RAW RECORDS →
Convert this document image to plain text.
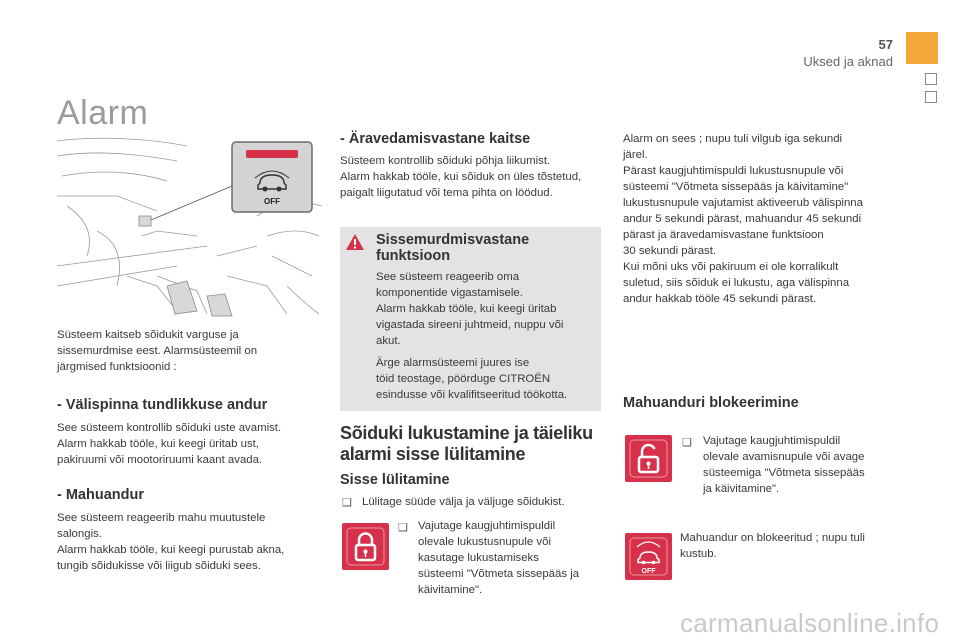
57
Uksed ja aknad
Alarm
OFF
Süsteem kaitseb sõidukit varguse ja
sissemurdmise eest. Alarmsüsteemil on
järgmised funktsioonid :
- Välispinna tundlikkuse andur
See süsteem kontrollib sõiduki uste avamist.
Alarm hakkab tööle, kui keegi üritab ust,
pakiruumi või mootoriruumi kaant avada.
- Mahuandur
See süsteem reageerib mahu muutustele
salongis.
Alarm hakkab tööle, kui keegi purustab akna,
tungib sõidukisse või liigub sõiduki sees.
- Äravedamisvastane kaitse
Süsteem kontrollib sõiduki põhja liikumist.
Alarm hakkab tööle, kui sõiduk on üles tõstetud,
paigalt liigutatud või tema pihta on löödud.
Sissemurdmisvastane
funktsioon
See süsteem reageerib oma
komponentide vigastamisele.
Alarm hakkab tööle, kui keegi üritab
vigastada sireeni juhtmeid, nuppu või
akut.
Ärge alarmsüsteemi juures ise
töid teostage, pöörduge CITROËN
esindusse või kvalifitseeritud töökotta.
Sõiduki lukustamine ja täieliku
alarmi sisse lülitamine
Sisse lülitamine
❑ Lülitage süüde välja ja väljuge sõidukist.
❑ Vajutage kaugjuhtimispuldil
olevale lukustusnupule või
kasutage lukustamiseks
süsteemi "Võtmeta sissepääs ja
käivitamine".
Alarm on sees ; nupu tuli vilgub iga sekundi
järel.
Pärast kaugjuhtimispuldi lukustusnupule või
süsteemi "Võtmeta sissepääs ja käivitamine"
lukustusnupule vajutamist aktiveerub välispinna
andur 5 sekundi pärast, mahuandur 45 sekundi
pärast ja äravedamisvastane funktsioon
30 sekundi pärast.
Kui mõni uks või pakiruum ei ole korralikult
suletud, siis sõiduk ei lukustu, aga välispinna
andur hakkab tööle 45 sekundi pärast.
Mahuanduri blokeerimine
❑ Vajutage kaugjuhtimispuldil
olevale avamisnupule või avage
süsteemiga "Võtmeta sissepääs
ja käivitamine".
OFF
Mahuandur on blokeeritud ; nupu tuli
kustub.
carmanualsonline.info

--

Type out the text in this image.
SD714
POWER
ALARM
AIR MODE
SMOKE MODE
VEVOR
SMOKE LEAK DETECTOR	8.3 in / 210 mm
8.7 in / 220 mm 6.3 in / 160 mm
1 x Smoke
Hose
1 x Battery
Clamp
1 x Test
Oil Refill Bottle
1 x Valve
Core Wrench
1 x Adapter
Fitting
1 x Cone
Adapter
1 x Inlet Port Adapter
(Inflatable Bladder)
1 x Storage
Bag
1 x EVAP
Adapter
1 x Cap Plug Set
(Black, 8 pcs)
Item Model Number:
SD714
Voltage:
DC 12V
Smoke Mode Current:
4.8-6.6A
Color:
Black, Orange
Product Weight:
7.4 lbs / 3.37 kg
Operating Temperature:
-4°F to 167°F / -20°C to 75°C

PROBLEM TO SOLVE →
Scan the material above. Extract every line in which the word "tuli" occurs.

TASK RESULT →
Alarm on sees ; nupu tuli vilgub iga sekundi
Mahuandur on blokeeritud ; nupu tuli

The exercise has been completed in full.